## begin

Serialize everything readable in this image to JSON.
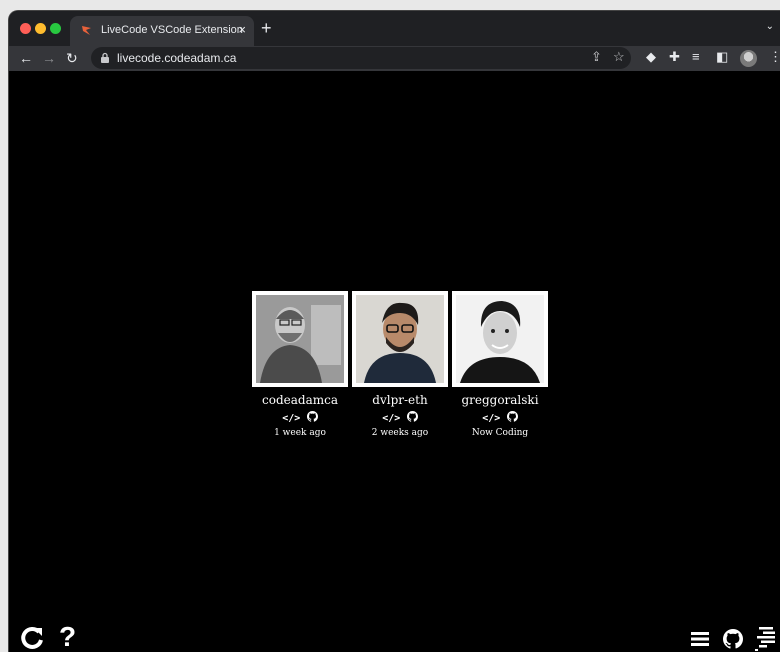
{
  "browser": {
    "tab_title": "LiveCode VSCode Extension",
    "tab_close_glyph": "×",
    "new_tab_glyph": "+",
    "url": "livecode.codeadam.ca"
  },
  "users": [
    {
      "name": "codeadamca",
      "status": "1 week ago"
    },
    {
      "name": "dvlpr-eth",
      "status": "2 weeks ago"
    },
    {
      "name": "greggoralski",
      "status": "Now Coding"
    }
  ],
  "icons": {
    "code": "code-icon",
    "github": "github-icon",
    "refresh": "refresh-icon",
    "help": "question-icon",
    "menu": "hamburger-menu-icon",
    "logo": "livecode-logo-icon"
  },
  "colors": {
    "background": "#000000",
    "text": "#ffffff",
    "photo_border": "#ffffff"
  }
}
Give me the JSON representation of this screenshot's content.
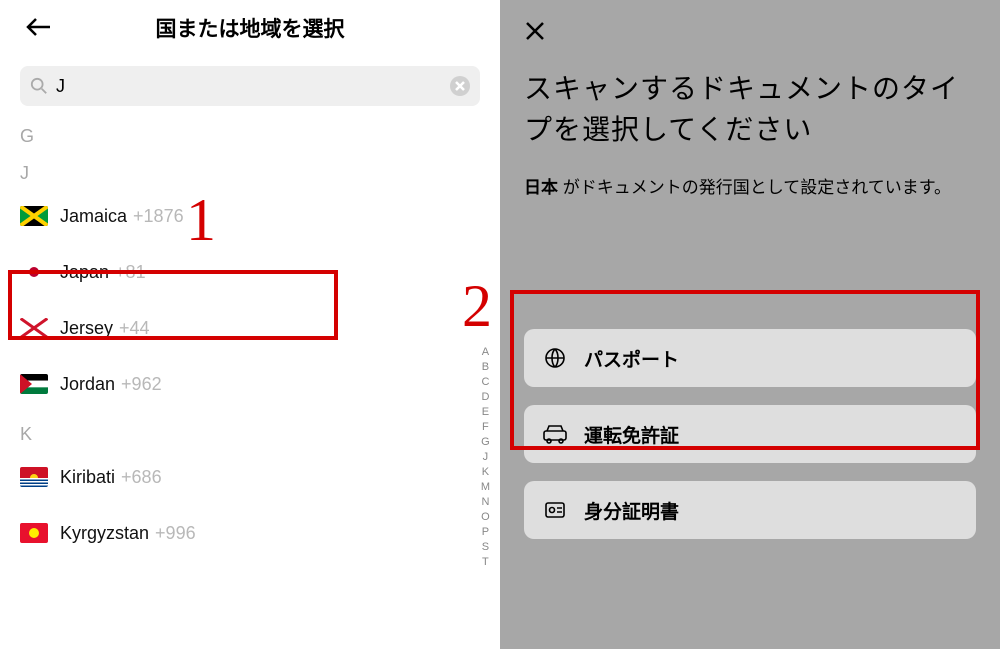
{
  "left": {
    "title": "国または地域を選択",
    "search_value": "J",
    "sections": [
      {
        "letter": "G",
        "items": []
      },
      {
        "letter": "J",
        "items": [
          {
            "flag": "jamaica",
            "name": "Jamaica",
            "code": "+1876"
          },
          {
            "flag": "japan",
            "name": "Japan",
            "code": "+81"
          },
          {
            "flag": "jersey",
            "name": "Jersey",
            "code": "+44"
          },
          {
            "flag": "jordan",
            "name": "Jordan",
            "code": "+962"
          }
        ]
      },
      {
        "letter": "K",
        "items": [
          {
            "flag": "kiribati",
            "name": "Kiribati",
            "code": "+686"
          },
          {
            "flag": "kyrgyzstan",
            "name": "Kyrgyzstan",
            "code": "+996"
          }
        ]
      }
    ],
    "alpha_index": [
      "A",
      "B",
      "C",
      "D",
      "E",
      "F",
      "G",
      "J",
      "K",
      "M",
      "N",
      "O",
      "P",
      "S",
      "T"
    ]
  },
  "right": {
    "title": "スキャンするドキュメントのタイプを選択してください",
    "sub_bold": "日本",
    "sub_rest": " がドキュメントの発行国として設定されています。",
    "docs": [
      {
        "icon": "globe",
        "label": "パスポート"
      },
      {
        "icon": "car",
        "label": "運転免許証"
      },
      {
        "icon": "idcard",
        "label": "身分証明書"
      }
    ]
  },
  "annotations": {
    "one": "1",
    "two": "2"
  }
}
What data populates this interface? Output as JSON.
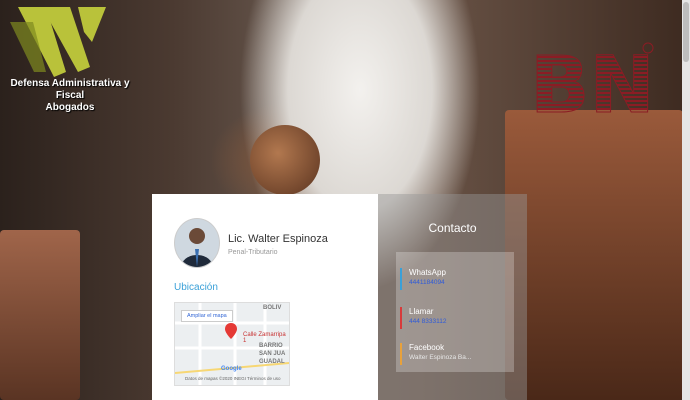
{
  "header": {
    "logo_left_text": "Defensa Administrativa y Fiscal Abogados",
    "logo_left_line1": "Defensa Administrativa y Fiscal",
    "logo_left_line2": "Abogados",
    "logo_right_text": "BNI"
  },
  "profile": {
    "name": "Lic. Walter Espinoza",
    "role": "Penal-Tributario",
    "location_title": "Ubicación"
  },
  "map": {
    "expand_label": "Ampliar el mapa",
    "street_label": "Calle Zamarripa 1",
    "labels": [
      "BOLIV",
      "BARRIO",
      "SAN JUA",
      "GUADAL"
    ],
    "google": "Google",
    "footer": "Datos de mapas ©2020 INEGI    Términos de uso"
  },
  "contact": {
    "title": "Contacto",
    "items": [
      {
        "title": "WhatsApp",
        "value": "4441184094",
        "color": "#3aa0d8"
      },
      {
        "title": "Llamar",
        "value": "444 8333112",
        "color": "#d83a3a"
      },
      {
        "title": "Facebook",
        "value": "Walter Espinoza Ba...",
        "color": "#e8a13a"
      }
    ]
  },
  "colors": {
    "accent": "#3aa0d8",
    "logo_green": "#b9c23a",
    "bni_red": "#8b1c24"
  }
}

## end

Search the preceding listing for the word "Administrativa" and pull out every line that holds it.

    "logo_left_text": "Defensa Administrativa y Fiscal Abogados",
    "logo_left_line1": "Defensa Administrativa y Fiscal",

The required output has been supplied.